* Dataset entries
◇ ◇ ◇

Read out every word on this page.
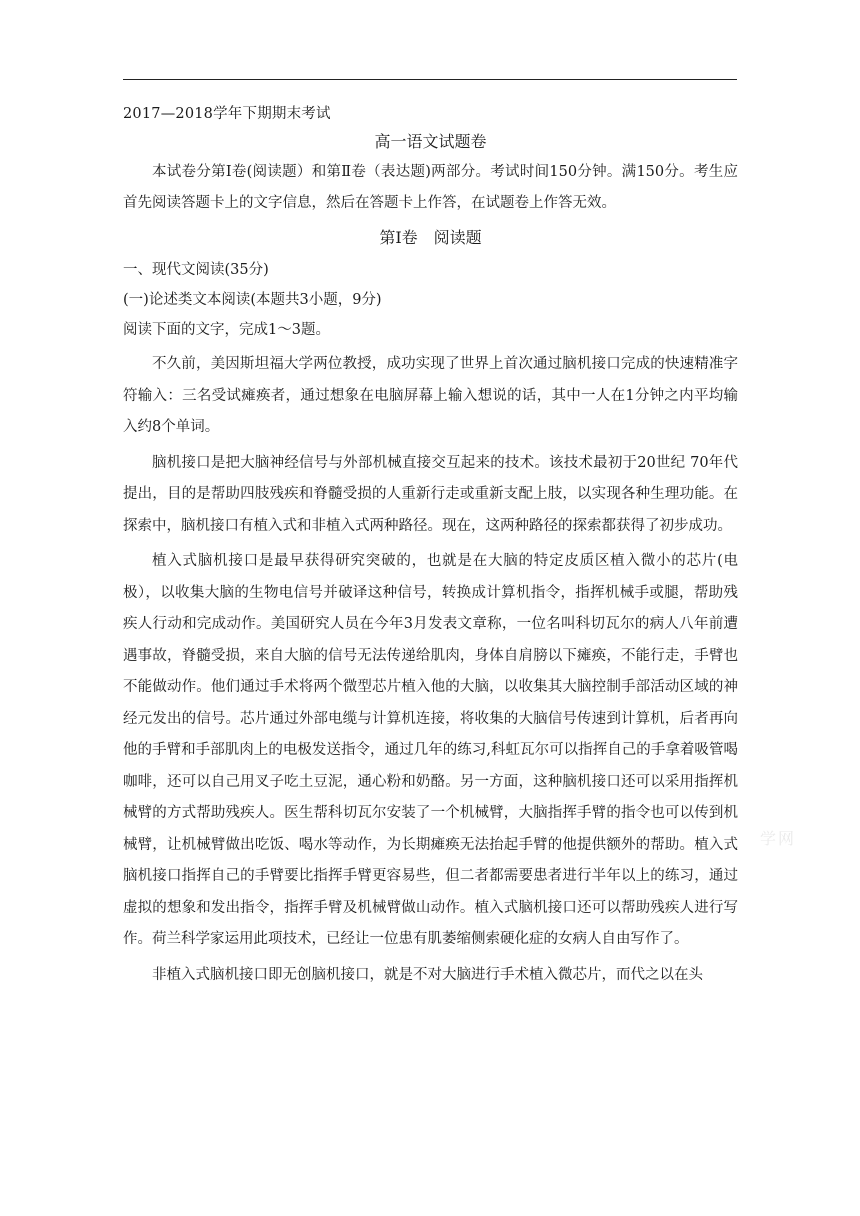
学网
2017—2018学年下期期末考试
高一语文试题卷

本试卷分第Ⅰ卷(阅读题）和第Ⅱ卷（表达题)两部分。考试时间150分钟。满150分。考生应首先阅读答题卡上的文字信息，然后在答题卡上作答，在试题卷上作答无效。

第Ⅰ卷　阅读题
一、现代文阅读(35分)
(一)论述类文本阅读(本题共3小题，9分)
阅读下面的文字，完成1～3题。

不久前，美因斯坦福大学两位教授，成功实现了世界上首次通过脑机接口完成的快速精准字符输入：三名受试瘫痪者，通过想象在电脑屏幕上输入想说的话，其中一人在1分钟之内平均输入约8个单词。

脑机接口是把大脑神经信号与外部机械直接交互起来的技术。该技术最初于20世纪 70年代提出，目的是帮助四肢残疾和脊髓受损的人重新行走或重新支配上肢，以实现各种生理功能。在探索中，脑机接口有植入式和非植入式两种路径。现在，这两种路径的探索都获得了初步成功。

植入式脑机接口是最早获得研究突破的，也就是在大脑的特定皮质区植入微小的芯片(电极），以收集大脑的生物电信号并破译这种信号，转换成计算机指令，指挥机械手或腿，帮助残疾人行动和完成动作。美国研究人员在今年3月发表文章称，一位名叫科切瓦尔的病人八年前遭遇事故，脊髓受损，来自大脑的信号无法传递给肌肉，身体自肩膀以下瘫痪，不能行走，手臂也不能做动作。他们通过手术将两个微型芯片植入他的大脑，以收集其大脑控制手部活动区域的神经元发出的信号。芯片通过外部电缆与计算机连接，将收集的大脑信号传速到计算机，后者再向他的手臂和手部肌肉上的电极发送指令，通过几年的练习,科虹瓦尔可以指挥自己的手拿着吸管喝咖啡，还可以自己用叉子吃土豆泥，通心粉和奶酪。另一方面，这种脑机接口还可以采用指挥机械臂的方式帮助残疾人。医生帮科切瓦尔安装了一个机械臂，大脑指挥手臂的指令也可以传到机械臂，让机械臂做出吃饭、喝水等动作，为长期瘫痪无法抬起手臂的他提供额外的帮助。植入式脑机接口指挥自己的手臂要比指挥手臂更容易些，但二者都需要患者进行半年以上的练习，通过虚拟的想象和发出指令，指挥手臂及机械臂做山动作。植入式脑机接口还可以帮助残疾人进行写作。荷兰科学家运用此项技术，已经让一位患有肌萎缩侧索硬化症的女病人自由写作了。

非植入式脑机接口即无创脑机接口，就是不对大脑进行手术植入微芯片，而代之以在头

◇ ◇ ◇

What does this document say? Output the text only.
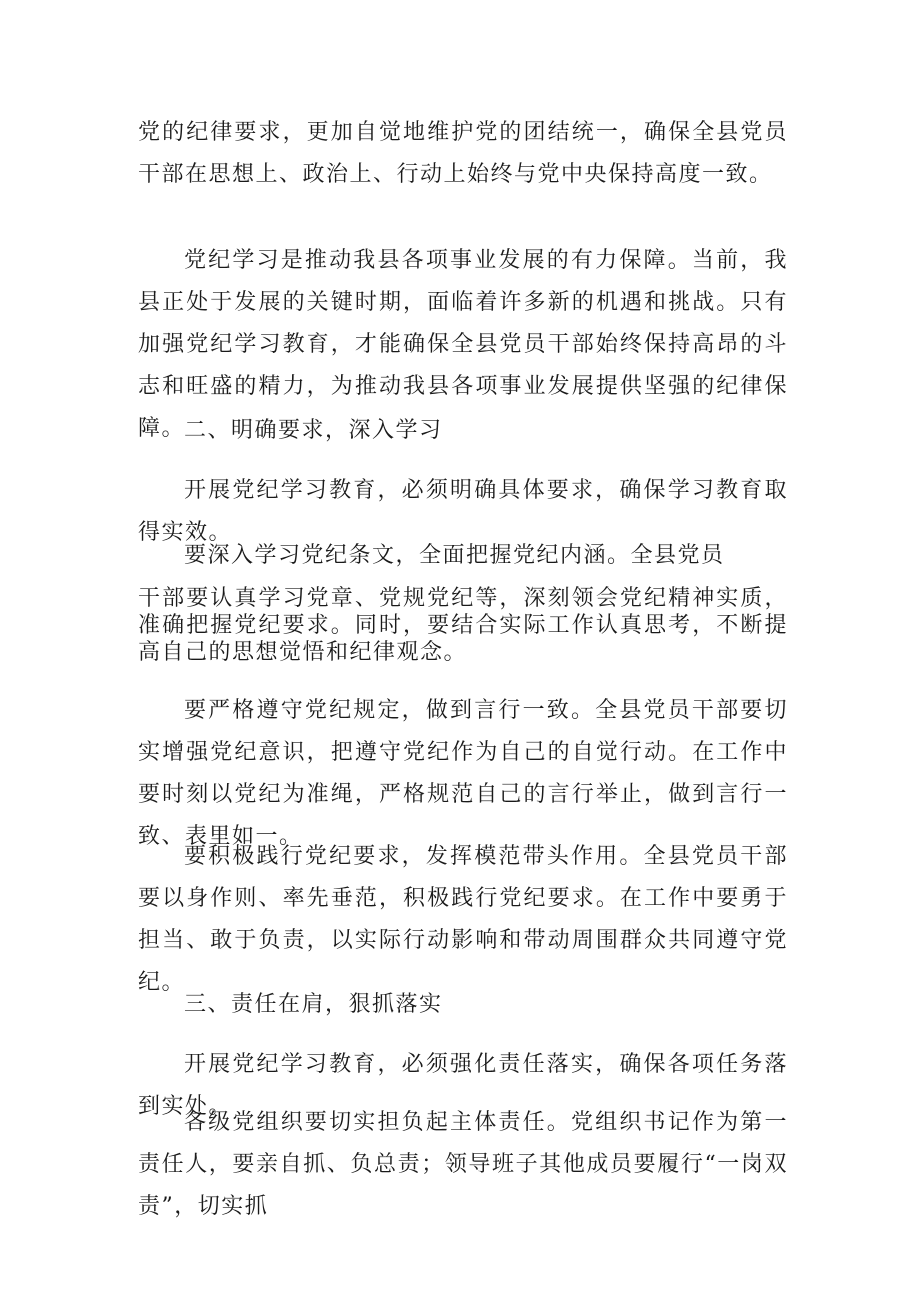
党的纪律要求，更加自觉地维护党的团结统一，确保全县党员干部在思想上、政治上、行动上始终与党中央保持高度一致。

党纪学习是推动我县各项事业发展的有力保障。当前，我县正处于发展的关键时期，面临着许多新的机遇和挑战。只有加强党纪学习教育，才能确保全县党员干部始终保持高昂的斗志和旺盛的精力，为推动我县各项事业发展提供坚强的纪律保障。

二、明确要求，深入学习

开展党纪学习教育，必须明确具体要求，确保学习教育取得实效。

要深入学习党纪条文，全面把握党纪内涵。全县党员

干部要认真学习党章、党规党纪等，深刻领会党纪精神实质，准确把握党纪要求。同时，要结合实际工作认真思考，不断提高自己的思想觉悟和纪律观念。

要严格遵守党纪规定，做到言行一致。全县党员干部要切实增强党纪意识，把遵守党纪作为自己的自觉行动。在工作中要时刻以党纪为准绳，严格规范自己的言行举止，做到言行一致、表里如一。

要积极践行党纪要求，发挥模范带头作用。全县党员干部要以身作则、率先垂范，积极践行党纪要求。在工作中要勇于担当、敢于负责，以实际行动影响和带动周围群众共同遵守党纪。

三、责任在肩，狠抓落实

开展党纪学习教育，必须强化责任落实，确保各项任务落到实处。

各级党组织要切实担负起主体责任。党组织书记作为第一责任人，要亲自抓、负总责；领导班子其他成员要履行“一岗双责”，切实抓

◇ ◇ ◇

* Goal
List the lines of the records where "开展党纪学习教育" occurs.

* The reply
开展党纪学习教育，必须明确具体要求，确保学习教育取得实效。
开展党纪学习教育，必须强化责任落实，确保各项任务落到实处。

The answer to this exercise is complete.